(Task) All the records that follow need to be reproduced exactly. Omit the images.

(Data entries)
= = = =

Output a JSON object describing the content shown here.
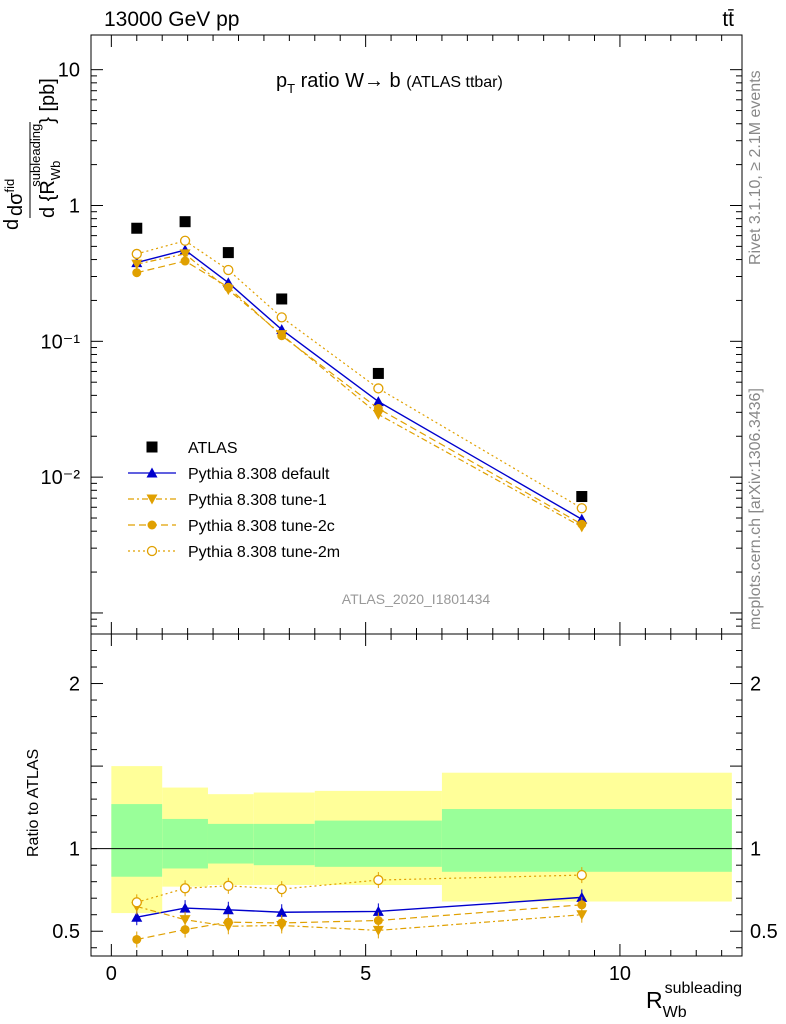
{
  "header": {
    "left": "13000 GeV pp",
    "right": "tt̄"
  },
  "side_labels": {
    "rivet": "Rivet 3.1.10, ≥ 2.1M events",
    "mcplots": "mcplots.cern.ch [arXiv:1306.3436]"
  },
  "watermark": "ATLAS_2020_I1801434",
  "chart_data": [
    {
      "type": "scatter",
      "title": "p_T ratio W → b (ATLAS ttbar)",
      "title_parts": {
        "p": "p",
        "sub": "T",
        "main": " ratio W→ b ",
        "small": "(ATLAS ttbar)"
      },
      "ylabel": "dσ/d{R_Wb^subleading} [pb]",
      "ylabel_parts": {
        "d": "d",
        "num": "dσ",
        "num_sup": "fid",
        "den": "d {R",
        "den_sub": "Wb",
        "den_sup": "subleading",
        "unit": "} [pb]"
      },
      "yscale": "log",
      "ylim": [
        0.0007,
        18
      ],
      "xlim": [
        -0.4,
        12.4
      ],
      "y_tick_labels": [
        "10⁻²",
        "10⁻¹",
        "1",
        "10"
      ],
      "legend_position": "bottom-left",
      "x": [
        0.5,
        1.45,
        2.3,
        3.35,
        5.25,
        9.25
      ],
      "series": [
        {
          "name": "ATLAS",
          "color": "#000000",
          "marker": "square",
          "line": "none",
          "values": [
            0.68,
            0.76,
            0.45,
            0.205,
            0.058,
            0.0072
          ]
        },
        {
          "name": "Pythia 8.308 default",
          "color": "#0000cc",
          "marker": "triangle-up",
          "line": "solid",
          "values": [
            0.38,
            0.47,
            0.27,
            0.122,
            0.036,
            0.0049
          ]
        },
        {
          "name": "Pythia 8.308 tune-1",
          "color": "#e0a000",
          "marker": "triangle-down",
          "line": "dashdot",
          "values": [
            0.37,
            0.44,
            0.24,
            0.112,
            0.029,
            0.0043
          ]
        },
        {
          "name": "Pythia 8.308 tune-2c",
          "color": "#e0a000",
          "marker": "circle",
          "line": "dashed",
          "values": [
            0.32,
            0.39,
            0.25,
            0.11,
            0.032,
            0.0045
          ]
        },
        {
          "name": "Pythia 8.308 tune-2m",
          "color": "#e0a000",
          "marker": "open-circle",
          "line": "dotted",
          "values": [
            0.44,
            0.55,
            0.335,
            0.15,
            0.045,
            0.0059
          ]
        }
      ]
    },
    {
      "type": "scatter",
      "xlabel": "R_Wb^subleading",
      "xlabel_parts": {
        "main": "R",
        "sub": "Wb",
        "sup": "subleading"
      },
      "ylabel": "Ratio to ATLAS",
      "ylim": [
        0.35,
        2.3
      ],
      "xlim": [
        -0.4,
        12.4
      ],
      "x_tick_labels": [
        "0",
        "5",
        "10"
      ],
      "y_tick_labels": [
        "0.5",
        "1",
        "2"
      ],
      "bands": {
        "edges": [
          0,
          1,
          1.9,
          2.8,
          4,
          6.5,
          12.2
        ],
        "yellow_low": [
          0.61,
          0.77,
          0.78,
          0.78,
          0.78,
          0.68
        ],
        "yellow_high": [
          1.5,
          1.37,
          1.33,
          1.34,
          1.35,
          1.46
        ],
        "green_low": [
          0.83,
          0.88,
          0.91,
          0.9,
          0.89,
          0.86
        ],
        "green_high": [
          1.27,
          1.18,
          1.15,
          1.15,
          1.17,
          1.24
        ]
      },
      "x": [
        0.5,
        1.45,
        2.3,
        3.35,
        5.25,
        9.25
      ],
      "series": [
        {
          "name": "Pythia 8.308 default",
          "values": [
            0.585,
            0.64,
            0.63,
            0.615,
            0.62,
            0.705
          ]
        },
        {
          "name": "Pythia 8.308 tune-1",
          "values": [
            0.65,
            0.57,
            0.53,
            0.535,
            0.505,
            0.6
          ]
        },
        {
          "name": "Pythia 8.308 tune-2c",
          "values": [
            0.45,
            0.51,
            0.555,
            0.55,
            0.565,
            0.66
          ]
        },
        {
          "name": "Pythia 8.308 tune-2m",
          "values": [
            0.675,
            0.76,
            0.775,
            0.755,
            0.81,
            0.84
          ]
        }
      ]
    }
  ]
}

= = = =

(Complete output)
Output a JSON object describing the content shown here.
{
  "header": {
    "left": "13000 GeV pp",
    "right": "tt̄"
  },
  "side_labels": {
    "rivet": "Rivet 3.1.10, ≥ 2.1M events",
    "mcplots": "mcplots.cern.ch [arXiv:1306.3436]"
  },
  "watermark": "ATLAS_2020_I1801434",
  "chart_data": [
    {
      "type": "scatter",
      "title": "p_T ratio W → b (ATLAS ttbar)",
      "title_parts": {
        "p": "p",
        "sub": "T",
        "main": " ratio W→ b ",
        "small": "(ATLAS ttbar)"
      },
      "ylabel": "dσ/d{R_Wb^subleading} [pb]",
      "ylabel_parts": {
        "d": "d",
        "num": "dσ",
        "num_sup": "fid",
        "den": "d {R",
        "den_sub": "Wb",
        "den_sup": "subleading",
        "unit": "} [pb]"
      },
      "yscale": "log",
      "ylim": [
        0.0007,
        18
      ],
      "xlim": [
        -0.4,
        12.4
      ],
      "y_tick_labels": [
        "10⁻²",
        "10⁻¹",
        "1",
        "10"
      ],
      "legend_position": "bottom-left",
      "x": [
        0.5,
        1.45,
        2.3,
        3.35,
        5.25,
        9.25
      ],
      "series": [
        {
          "name": "ATLAS",
          "color": "#000000",
          "marker": "square",
          "line": "none",
          "values": [
            0.68,
            0.76,
            0.45,
            0.205,
            0.058,
            0.0072
          ]
        },
        {
          "name": "Pythia 8.308 default",
          "color": "#0000cc",
          "marker": "triangle-up",
          "line": "solid",
          "values": [
            0.38,
            0.47,
            0.27,
            0.122,
            0.036,
            0.0049
          ]
        },
        {
          "name": "Pythia 8.308 tune-1",
          "color": "#e0a000",
          "marker": "triangle-down",
          "line": "dashdot",
          "values": [
            0.37,
            0.44,
            0.24,
            0.112,
            0.029,
            0.0043
          ]
        },
        {
          "name": "Pythia 8.308 tune-2c",
          "color": "#e0a000",
          "marker": "circle",
          "line": "dashed",
          "values": [
            0.32,
            0.39,
            0.25,
            0.11,
            0.032,
            0.0045
          ]
        },
        {
          "name": "Pythia 8.308 tune-2m",
          "color": "#e0a000",
          "marker": "open-circle",
          "line": "dotted",
          "values": [
            0.44,
            0.55,
            0.335,
            0.15,
            0.045,
            0.0059
          ]
        }
      ]
    },
    {
      "type": "scatter",
      "xlabel": "R_Wb^subleading",
      "xlabel_parts": {
        "main": "R",
        "sub": "Wb",
        "sup": "subleading"
      },
      "ylabel": "Ratio to ATLAS",
      "ylim": [
        0.35,
        2.3
      ],
      "xlim": [
        -0.4,
        12.4
      ],
      "x_tick_labels": [
        "0",
        "5",
        "10"
      ],
      "y_tick_labels": [
        "0.5",
        "1",
        "2"
      ],
      "bands": {
        "edges": [
          0,
          1,
          1.9,
          2.8,
          4,
          6.5,
          12.2
        ],
        "yellow_low": [
          0.61,
          0.77,
          0.78,
          0.78,
          0.78,
          0.68
        ],
        "yellow_high": [
          1.5,
          1.37,
          1.33,
          1.34,
          1.35,
          1.46
        ],
        "green_low": [
          0.83,
          0.88,
          0.91,
          0.9,
          0.89,
          0.86
        ],
        "green_high": [
          1.27,
          1.18,
          1.15,
          1.15,
          1.17,
          1.24
        ]
      },
      "x": [
        0.5,
        1.45,
        2.3,
        3.35,
        5.25,
        9.25
      ],
      "series": [
        {
          "name": "Pythia 8.308 default",
          "values": [
            0.585,
            0.64,
            0.63,
            0.615,
            0.62,
            0.705
          ]
        },
        {
          "name": "Pythia 8.308 tune-1",
          "values": [
            0.65,
            0.57,
            0.53,
            0.535,
            0.505,
            0.6
          ]
        },
        {
          "name": "Pythia 8.308 tune-2c",
          "values": [
            0.45,
            0.51,
            0.555,
            0.55,
            0.565,
            0.66
          ]
        },
        {
          "name": "Pythia 8.308 tune-2m",
          "values": [
            0.675,
            0.76,
            0.775,
            0.755,
            0.81,
            0.84
          ]
        }
      ]
    }
  ]
}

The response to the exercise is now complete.